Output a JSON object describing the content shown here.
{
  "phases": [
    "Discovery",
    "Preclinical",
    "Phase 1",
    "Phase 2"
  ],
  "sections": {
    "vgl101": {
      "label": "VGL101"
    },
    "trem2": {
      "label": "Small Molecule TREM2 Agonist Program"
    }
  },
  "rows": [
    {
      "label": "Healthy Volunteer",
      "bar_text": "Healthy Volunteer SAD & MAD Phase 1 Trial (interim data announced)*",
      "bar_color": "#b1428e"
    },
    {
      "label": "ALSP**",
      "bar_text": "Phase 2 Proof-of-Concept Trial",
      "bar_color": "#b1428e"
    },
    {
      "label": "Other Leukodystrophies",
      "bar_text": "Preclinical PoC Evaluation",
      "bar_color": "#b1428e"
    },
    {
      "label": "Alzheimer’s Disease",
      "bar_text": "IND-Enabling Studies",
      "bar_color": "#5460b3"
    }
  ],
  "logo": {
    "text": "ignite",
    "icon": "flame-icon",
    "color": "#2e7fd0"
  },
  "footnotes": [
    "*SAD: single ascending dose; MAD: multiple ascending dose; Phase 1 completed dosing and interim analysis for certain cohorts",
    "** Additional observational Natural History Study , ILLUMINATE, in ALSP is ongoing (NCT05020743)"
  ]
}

++++++++++

- Exercise description -
Find the lines containing "ALSP" and list every one of them.

- Full response -
      "label": "ALSP**",
    "** Additional observational Natural History Study , ILLUMINATE, in ALSP is ongoing (NCT05020743)"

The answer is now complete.